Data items

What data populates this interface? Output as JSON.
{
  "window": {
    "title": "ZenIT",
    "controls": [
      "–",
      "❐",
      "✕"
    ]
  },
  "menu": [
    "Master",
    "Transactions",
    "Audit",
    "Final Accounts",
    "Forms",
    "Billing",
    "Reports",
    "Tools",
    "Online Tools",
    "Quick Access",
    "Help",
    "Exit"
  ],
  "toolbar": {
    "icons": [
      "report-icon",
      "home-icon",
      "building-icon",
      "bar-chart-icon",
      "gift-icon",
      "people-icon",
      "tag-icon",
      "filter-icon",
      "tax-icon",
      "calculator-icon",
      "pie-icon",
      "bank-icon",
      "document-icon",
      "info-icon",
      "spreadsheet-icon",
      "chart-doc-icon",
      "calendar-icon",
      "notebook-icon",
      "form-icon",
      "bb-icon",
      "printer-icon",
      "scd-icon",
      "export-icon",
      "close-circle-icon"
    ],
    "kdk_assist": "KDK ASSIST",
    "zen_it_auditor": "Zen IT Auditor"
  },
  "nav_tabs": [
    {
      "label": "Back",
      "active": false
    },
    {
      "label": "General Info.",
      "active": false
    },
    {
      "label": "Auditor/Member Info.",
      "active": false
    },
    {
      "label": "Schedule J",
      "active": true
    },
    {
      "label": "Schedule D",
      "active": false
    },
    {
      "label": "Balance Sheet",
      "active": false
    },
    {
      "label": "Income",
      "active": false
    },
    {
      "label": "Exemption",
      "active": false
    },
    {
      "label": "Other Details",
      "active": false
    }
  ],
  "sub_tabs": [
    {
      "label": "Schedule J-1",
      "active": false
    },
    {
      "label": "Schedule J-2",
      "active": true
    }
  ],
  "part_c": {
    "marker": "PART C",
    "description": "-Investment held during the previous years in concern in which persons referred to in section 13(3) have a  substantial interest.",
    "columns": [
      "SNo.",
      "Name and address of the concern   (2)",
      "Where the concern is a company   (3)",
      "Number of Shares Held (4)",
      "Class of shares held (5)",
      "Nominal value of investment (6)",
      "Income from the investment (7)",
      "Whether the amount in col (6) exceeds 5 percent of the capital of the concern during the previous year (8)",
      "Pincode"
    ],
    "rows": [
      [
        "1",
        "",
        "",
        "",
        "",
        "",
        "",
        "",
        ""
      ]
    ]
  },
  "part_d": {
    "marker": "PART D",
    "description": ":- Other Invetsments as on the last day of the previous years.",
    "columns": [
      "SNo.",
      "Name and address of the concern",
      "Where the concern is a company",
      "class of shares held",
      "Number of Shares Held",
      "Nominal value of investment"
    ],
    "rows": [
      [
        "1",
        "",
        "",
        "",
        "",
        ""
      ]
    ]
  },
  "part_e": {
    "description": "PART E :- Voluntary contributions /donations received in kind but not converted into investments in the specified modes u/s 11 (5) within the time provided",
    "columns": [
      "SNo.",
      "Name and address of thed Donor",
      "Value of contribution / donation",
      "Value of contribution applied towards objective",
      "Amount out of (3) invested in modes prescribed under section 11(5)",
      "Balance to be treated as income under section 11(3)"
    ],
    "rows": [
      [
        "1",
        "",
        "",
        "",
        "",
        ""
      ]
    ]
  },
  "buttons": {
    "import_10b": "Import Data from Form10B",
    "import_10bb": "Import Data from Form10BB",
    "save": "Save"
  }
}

# What needs to be done:
Each entry above is to be printed again exactly.

# Correct result:
What data populates this interface? Output as JSON.
{
  "window": {
    "title": "ZenIT",
    "controls": [
      "–",
      "❐",
      "✕"
    ]
  },
  "menu": [
    "Master",
    "Transactions",
    "Audit",
    "Final Accounts",
    "Forms",
    "Billing",
    "Reports",
    "Tools",
    "Online Tools",
    "Quick Access",
    "Help",
    "Exit"
  ],
  "toolbar": {
    "icons": [
      "report-icon",
      "home-icon",
      "building-icon",
      "bar-chart-icon",
      "gift-icon",
      "people-icon",
      "tag-icon",
      "filter-icon",
      "tax-icon",
      "calculator-icon",
      "pie-icon",
      "bank-icon",
      "document-icon",
      "info-icon",
      "spreadsheet-icon",
      "chart-doc-icon",
      "calendar-icon",
      "notebook-icon",
      "form-icon",
      "bb-icon",
      "printer-icon",
      "scd-icon",
      "export-icon",
      "close-circle-icon"
    ],
    "kdk_assist": "KDK ASSIST",
    "zen_it_auditor": "Zen IT Auditor"
  },
  "nav_tabs": [
    {
      "label": "Back",
      "active": false
    },
    {
      "label": "General Info.",
      "active": false
    },
    {
      "label": "Auditor/Member Info.",
      "active": false
    },
    {
      "label": "Schedule J",
      "active": true
    },
    {
      "label": "Schedule D",
      "active": false
    },
    {
      "label": "Balance Sheet",
      "active": false
    },
    {
      "label": "Income",
      "active": false
    },
    {
      "label": "Exemption",
      "active": false
    },
    {
      "label": "Other Details",
      "active": false
    }
  ],
  "sub_tabs": [
    {
      "label": "Schedule J-1",
      "active": false
    },
    {
      "label": "Schedule J-2",
      "active": true
    }
  ],
  "part_c": {
    "marker": "PART C",
    "description": "-Investment held during the previous years in concern in which persons referred to in section 13(3) have a  substantial interest.",
    "columns": [
      "SNo.",
      "Name and address of the concern   (2)",
      "Where the concern is a company   (3)",
      "Number of Shares Held (4)",
      "Class of shares held (5)",
      "Nominal value of investment (6)",
      "Income from the investment (7)",
      "Whether the amount in col (6) exceeds 5 percent of the capital of the concern during the previous year (8)",
      "Pincode"
    ],
    "rows": [
      [
        "1",
        "",
        "",
        "",
        "",
        "",
        "",
        "",
        ""
      ]
    ]
  },
  "part_d": {
    "marker": "PART D",
    "description": ":- Other Invetsments as on the last day of the previous years.",
    "columns": [
      "SNo.",
      "Name and address of the concern",
      "Where the concern is a company",
      "class of shares held",
      "Number of Shares Held",
      "Nominal value of investment"
    ],
    "rows": [
      [
        "1",
        "",
        "",
        "",
        "",
        ""
      ]
    ]
  },
  "part_e": {
    "description": "PART E :- Voluntary contributions /donations received in kind but not converted into investments in the specified modes u/s 11 (5) within the time provided",
    "columns": [
      "SNo.",
      "Name and address of thed Donor",
      "Value of contribution / donation",
      "Value of contribution applied towards objective",
      "Amount out of (3) invested in modes prescribed under section 11(5)",
      "Balance to be treated as income under section 11(3)"
    ],
    "rows": [
      [
        "1",
        "",
        "",
        "",
        "",
        ""
      ]
    ]
  },
  "buttons": {
    "import_10b": "Import Data from Form10B",
    "import_10bb": "Import Data from Form10BB",
    "save": "Save"
  }
}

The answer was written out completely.